Start of Data for processing

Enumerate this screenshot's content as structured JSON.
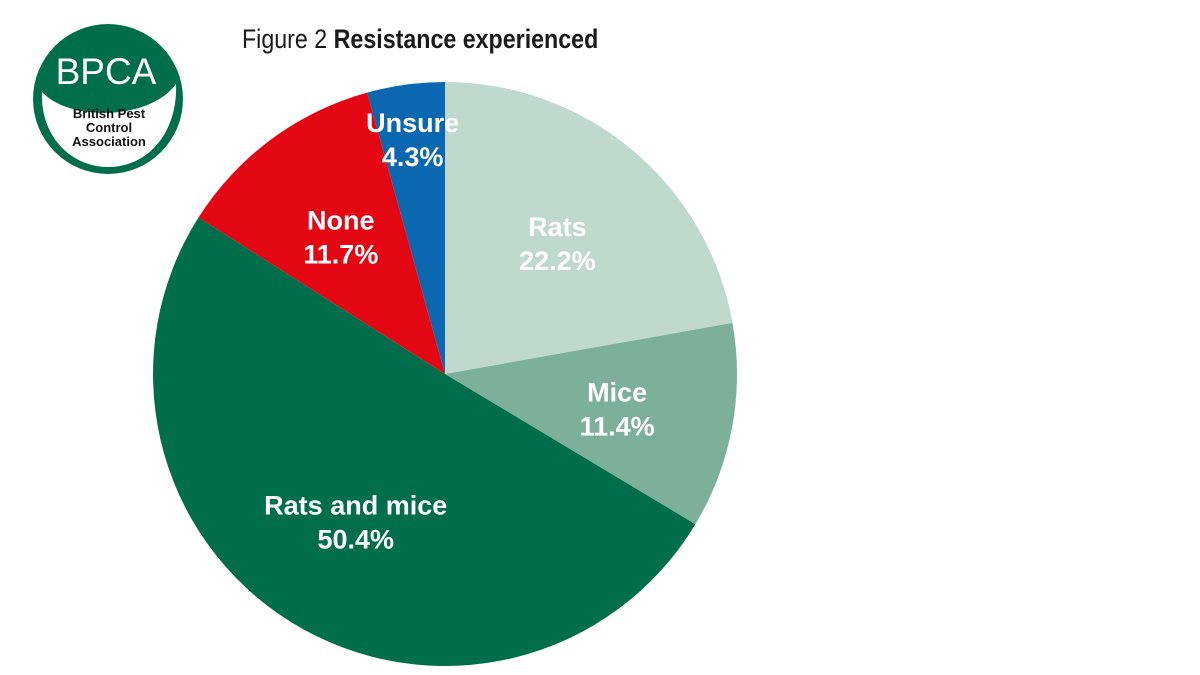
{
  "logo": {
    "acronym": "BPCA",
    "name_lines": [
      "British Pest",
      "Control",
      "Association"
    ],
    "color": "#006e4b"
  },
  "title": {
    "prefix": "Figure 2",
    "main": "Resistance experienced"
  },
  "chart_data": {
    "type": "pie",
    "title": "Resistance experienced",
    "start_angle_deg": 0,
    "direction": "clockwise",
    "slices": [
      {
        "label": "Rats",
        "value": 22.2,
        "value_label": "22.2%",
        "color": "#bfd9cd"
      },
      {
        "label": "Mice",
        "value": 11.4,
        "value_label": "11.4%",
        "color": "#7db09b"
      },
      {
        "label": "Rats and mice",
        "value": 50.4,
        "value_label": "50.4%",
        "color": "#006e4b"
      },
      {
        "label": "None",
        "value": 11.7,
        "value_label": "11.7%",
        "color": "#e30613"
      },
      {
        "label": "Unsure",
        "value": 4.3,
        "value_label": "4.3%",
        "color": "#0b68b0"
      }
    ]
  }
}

End of Data for processing

- [Task statement]:
Strip the images and reproduce the remaining records precisely.

- [Full output]:
Enumerate this screenshot's content as structured JSON.
{
  "logo": {
    "acronym": "BPCA",
    "name_lines": [
      "British Pest",
      "Control",
      "Association"
    ],
    "color": "#006e4b"
  },
  "title": {
    "prefix": "Figure 2",
    "main": "Resistance experienced"
  },
  "chart_data": {
    "type": "pie",
    "title": "Resistance experienced",
    "start_angle_deg": 0,
    "direction": "clockwise",
    "slices": [
      {
        "label": "Rats",
        "value": 22.2,
        "value_label": "22.2%",
        "color": "#bfd9cd"
      },
      {
        "label": "Mice",
        "value": 11.4,
        "value_label": "11.4%",
        "color": "#7db09b"
      },
      {
        "label": "Rats and mice",
        "value": 50.4,
        "value_label": "50.4%",
        "color": "#006e4b"
      },
      {
        "label": "None",
        "value": 11.7,
        "value_label": "11.7%",
        "color": "#e30613"
      },
      {
        "label": "Unsure",
        "value": 4.3,
        "value_label": "4.3%",
        "color": "#0b68b0"
      }
    ]
  }
}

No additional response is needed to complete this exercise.